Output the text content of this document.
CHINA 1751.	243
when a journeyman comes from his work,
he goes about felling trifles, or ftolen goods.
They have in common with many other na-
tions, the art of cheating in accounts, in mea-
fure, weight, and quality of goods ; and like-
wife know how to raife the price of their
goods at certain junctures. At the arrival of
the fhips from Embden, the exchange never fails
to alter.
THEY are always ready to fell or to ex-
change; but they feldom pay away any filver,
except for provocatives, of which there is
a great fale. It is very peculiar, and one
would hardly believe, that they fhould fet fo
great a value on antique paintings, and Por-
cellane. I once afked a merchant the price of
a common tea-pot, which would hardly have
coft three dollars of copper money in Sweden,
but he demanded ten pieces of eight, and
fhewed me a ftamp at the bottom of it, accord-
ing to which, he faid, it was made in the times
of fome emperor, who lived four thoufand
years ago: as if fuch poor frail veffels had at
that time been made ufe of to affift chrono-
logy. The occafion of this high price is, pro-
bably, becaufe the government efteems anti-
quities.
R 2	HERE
* * *
* Prompt: Print the whole listing exactly as it is.

* Exercise result:
Output the text content of this document.
CHINA 1751.	243
when a journeyman comes from his work,
he goes about felling trifles, or ftolen goods.
They have in common with many other na-
tions, the art of cheating in accounts, in mea-
fure, weight, and quality of goods ; and like-
wife know how to raife the price of their
goods at certain junctures. At the arrival of
the fhips from Embden, the exchange never fails
to alter.
THEY are always ready to fell or to ex-
change; but they feldom pay away any filver,
except for provocatives, of which there is
a great fale. It is very peculiar, and one
would hardly believe, that they fhould fet fo
great a value on antique paintings, and Por-
cellane. I once afked a merchant the price of
a common tea-pot, which would hardly have
coft three dollars of copper money in Sweden,
but he demanded ten pieces of eight, and
fhewed me a ftamp at the bottom of it, accord-
ing to which, he faid, it was made in the times
of fome emperor, who lived four thoufand
years ago: as if fuch poor frail veffels had at
that time been made ufe of to affift chrono-
logy. The occafion of this high price is, pro-
bably, becaufe the government efteems anti-
quities.
R 2	HERE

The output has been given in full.